• _Aim of the task_
Count the lines below that contain the word "title", and reply with only that number.
** START **
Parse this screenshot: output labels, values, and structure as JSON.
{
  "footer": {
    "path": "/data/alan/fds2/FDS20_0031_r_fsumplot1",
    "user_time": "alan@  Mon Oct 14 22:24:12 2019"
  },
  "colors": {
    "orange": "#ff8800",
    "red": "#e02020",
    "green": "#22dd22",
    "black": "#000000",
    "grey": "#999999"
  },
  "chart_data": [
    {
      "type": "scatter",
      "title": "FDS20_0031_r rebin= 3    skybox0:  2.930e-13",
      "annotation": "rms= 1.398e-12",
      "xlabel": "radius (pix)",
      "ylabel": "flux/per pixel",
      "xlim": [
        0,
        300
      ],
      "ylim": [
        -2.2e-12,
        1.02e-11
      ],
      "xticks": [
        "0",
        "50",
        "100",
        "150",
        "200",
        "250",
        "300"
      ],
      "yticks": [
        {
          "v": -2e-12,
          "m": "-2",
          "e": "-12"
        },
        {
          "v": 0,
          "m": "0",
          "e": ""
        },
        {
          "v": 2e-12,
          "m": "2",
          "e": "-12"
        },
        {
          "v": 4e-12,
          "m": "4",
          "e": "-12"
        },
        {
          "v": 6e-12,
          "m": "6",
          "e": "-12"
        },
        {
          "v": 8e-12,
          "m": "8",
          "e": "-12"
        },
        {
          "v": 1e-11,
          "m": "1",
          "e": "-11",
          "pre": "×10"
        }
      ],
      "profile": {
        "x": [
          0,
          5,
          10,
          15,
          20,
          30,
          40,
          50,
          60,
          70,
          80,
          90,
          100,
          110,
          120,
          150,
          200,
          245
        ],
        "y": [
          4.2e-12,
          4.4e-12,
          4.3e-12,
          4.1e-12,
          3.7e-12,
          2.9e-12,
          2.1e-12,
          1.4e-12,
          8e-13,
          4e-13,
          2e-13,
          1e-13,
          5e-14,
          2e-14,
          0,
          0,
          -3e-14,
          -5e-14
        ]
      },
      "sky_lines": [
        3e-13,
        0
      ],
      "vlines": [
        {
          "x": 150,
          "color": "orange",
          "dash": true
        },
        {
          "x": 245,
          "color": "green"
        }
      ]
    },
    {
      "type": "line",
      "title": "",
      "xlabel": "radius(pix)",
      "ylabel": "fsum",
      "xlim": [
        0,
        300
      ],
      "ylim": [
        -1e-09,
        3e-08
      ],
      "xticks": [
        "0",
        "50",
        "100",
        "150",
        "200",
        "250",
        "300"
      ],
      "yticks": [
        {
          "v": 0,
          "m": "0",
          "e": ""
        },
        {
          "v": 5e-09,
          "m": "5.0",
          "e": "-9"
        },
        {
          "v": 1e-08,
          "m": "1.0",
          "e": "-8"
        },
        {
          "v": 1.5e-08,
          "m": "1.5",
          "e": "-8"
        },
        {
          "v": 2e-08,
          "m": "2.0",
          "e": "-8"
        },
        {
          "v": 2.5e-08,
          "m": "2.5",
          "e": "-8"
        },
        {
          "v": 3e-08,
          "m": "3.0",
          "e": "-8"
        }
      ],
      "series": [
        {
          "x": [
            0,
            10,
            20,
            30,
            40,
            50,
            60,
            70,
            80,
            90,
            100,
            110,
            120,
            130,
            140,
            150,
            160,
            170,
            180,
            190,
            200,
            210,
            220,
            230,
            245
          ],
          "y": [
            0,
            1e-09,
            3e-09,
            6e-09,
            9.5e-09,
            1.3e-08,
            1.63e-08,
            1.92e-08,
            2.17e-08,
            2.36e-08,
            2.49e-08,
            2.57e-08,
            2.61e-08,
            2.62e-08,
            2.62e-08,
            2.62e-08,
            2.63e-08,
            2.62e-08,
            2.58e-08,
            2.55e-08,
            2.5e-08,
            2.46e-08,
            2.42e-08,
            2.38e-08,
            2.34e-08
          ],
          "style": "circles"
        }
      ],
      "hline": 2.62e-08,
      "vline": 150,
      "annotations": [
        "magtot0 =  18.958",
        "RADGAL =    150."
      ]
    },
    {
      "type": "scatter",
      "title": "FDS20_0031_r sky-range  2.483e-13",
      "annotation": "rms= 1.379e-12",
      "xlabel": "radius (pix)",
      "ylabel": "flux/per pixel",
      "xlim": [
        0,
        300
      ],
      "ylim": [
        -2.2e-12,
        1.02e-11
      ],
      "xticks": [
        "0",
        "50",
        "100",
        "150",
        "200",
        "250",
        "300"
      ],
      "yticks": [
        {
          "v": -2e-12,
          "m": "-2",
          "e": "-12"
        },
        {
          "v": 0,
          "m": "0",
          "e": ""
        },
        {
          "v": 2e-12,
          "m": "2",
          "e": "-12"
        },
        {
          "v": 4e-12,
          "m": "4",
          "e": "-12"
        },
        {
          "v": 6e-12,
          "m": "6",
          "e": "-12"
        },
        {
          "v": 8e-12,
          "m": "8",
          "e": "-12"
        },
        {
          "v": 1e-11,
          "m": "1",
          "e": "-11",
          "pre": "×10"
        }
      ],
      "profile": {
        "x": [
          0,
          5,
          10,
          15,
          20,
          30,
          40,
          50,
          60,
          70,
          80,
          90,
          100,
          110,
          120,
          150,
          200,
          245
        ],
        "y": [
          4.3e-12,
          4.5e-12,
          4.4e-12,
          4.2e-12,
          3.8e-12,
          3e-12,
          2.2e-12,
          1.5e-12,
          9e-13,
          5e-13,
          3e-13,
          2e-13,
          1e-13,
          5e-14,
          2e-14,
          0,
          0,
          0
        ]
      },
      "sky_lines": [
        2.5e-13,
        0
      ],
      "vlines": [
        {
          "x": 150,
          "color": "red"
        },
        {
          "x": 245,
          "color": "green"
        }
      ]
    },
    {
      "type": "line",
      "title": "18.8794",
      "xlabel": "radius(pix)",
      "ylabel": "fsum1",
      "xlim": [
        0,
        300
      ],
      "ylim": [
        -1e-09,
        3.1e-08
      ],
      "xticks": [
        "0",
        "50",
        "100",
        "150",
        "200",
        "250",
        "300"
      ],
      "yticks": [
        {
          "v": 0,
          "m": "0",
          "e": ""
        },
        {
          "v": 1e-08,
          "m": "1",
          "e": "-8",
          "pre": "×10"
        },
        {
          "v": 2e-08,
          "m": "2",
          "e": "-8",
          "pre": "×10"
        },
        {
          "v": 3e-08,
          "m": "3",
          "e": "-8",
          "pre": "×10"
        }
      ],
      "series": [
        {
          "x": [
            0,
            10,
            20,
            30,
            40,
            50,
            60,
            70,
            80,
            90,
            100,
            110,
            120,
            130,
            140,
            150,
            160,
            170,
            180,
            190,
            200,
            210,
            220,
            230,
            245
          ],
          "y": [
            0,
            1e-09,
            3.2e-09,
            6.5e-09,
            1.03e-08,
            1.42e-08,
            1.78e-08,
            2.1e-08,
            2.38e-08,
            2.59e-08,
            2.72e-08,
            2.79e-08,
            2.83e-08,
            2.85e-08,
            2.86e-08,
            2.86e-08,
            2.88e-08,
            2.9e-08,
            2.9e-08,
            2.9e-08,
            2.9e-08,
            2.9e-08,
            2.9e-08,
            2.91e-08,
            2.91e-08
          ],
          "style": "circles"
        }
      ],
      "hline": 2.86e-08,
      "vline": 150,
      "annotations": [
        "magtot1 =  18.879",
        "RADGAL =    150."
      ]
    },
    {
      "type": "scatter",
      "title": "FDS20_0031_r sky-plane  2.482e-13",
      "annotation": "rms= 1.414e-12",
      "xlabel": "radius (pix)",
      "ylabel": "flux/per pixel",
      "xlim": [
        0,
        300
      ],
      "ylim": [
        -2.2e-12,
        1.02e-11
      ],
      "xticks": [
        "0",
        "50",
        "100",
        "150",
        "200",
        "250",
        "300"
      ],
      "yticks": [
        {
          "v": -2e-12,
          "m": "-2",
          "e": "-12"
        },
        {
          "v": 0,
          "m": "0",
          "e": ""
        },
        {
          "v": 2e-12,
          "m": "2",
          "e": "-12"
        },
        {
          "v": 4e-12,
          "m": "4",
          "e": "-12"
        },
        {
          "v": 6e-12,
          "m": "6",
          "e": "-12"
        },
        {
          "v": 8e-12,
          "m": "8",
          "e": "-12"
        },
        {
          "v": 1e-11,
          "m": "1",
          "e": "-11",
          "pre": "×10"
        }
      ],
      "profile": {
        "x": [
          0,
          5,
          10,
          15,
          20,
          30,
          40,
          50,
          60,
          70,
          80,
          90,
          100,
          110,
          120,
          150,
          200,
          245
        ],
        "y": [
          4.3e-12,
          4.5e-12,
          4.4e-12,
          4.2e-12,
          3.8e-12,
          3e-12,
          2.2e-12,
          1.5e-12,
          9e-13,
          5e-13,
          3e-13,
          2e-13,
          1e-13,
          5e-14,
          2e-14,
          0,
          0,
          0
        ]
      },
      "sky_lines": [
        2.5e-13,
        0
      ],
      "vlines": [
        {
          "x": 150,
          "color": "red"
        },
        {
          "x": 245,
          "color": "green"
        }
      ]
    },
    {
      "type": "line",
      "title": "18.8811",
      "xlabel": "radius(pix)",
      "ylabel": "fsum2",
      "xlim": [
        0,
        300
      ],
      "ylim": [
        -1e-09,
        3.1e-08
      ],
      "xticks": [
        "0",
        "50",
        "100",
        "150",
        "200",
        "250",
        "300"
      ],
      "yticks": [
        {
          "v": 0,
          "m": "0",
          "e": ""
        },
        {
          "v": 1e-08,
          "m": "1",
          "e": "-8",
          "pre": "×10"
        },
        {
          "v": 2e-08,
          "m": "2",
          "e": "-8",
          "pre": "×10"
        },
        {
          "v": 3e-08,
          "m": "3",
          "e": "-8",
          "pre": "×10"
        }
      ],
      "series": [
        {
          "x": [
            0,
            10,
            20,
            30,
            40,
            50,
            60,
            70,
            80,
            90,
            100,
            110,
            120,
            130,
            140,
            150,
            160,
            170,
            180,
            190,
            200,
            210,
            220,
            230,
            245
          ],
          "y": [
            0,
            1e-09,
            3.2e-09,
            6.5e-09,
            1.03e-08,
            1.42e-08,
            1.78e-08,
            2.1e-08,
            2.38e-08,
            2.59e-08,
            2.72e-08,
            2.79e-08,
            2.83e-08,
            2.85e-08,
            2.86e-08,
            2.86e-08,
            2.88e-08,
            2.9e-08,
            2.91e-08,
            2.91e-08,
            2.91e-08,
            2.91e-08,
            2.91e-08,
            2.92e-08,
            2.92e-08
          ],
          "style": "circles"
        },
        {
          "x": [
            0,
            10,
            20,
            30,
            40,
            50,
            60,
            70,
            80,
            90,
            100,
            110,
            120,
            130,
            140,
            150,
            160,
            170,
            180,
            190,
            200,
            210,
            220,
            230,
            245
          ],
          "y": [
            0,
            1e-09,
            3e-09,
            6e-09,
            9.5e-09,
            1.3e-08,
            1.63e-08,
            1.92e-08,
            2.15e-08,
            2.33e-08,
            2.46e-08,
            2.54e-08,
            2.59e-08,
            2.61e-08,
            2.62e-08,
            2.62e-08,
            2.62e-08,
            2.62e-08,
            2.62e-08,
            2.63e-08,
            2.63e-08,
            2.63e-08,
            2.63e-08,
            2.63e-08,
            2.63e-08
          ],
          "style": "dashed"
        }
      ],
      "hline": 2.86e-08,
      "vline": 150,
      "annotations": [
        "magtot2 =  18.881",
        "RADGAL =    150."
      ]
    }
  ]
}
** END **
• _Result of the exercise_
6